» DOCUMENT PASSAGE:
──────────

I am having to wrap my mind around something, a certain way of thinking, that did not exist in my mind prior to my becoming a home inspector.

The term "homemade" always was appealing to me. After all, a homemade meal, done-up by a master of down home cooking, is just about as good as it gets. Homemade, handmade crafts are often wonderful. A master craftsman, building something out of wood, in his or her home shop, can be a sight for sore eyes.

However, more and more, when I think of the word "homemade" I think of, in fact, homeowner construction techniques or repairs.  I am sorry to say, stereotype or not, that kind of repair is often a bad thing. One example that really takes the homemade cake was witnessed by yours truly the other day. Take a look at the photo below -- specifically the porch roof and the two nice white posts that hold it up at the front.  

Looks okay from there. But the problem is that the homemade porch and posts were in distress. The builder, who was a homemade homemaker, did not realize that the weight of the porch roof would be substantial. Therefore, he did not know that the posts require bearing. That is, the weight from above needs to go down to substantial structure that transfers the weight to the soil.

Not realizing that, instead, these posts were merely resting on the flat surface of composition (Trex-like) decking. That material is not made to be weight-bearing and it had a sag in it that looked kind of like a bowl. Given enough time that post would have ended up not on the deck but the end would have been resting in the dirt below. Can you say "Bye Bye Porch Roof?"

In all honesty, it is really quite disappointing to me that, nowadays, the word "homemade" does not conjure up the warmest and fuzziest of thoughts in my mind.

Steven L. Smith

Bellingham WA Home Inspections

That Crazy Spelling

I spell pretty good. Okay, maybe my grammar ain't so great but I spell okay. However, my typing leaves much to be desired. Back when I was in college, manual typewriters, I could bang out a term paper without using too much whiteout. However, for the last 20 years or so, my fingers have gone wild. I can type fast, but there are any number of mistakes. A friend once said that he thought that the ease of spell-checking has made our fingers lazy. You can so easily correct words, that it no longer involves using whiteout or the funky whiteout paper strip stuff.

I do find that with spell checker, unless you watch it like a hawk, it can do some wild and crazy changes. I have a friend who used to have a franchise. One of his inspectors wrote in his report the word "wood destroying organism". He spelled it wrong -- something like orgism.  Anyway, when the report was sent out, as they found out days later, the word in the report was the other O-word that you see at the newsstand on the cover of about every Cosmopolitan magazine.

I forget what common word I was using but, a few years ago, after running spell-check, it had inserted the word cowpoke. Granted, you have control to reject the words it suggests, but sometimes in a long report it is easy to miss an inappropriate correction. That is a good reason to always check the spell-check corrections. Then, after that you spell-check again, and then re-read, them again. Okay...enough already.

I thought of this topic because I almost had one of those errors slip through on a report yesterday.  The gas to the home was off, no way to test the temperature of the water heater, so I put this little note in the report for my clients, who are expecting a baby in the near future.

"When water heater is operating, recommend using a meat thermometer in a glass of freshly run hot water to set the temperature to 120 degrees. This is done with the dial at the front of the tank. Temperature higher than that increases the chances of a scalding burn, especially in households where children are present. "

──────────

» DATA SEGMENT:
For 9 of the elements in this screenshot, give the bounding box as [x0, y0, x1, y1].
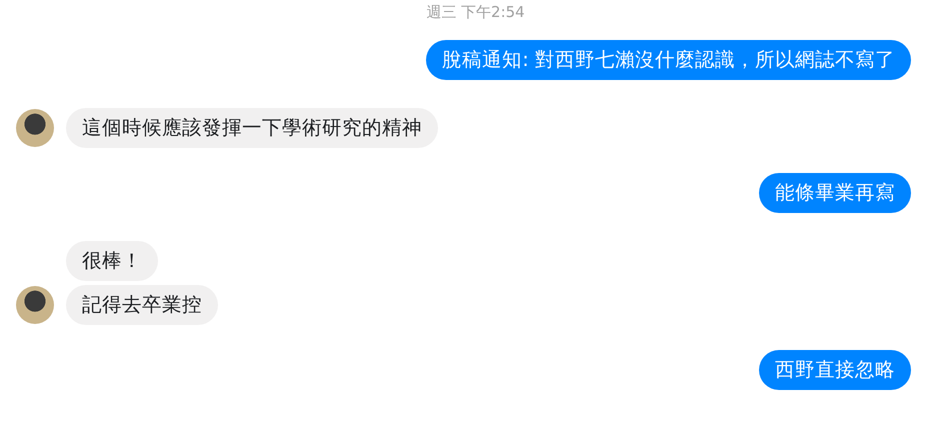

──────────

» WRITTEN TASK: Pick up the home inspection blog posts after their final sentence and keep writing.

» RESPONSE TO THE TASK:
I must have spelled "children" wrong because, as I read the report it said:

"When water heater is operating, recommend using a meat thermometer in a glass of freshly run hot water to set the temperature to 120 degrees. This is done with the dial at the front of the tank. Temperature higher than that increases the chances of a scalding burn, especially in households where chickens are present."

I caught that one, but when I see something like that, it always makes me wonder what small, but totally silly, language might have slipped through into reports over the years. With a multi-page report, it is bound to have happened, especially since my assistant, Nutsy, is often in charge of proof-reading.

Steven L. Smith

Bellingham WA Home Inspections

I Told the Client to "Screw the House Down"

Yesterday I saw something I have not seen before. The situation was way better than a newer home having zero foundation bolts. That would be rare and a real problem. But it was weird, the situation at this house. It was a home that, it ends up, was built completely by the homeowner. This person had a decent idea of how to do things but missed in a few places. He also started jobs but did not finish.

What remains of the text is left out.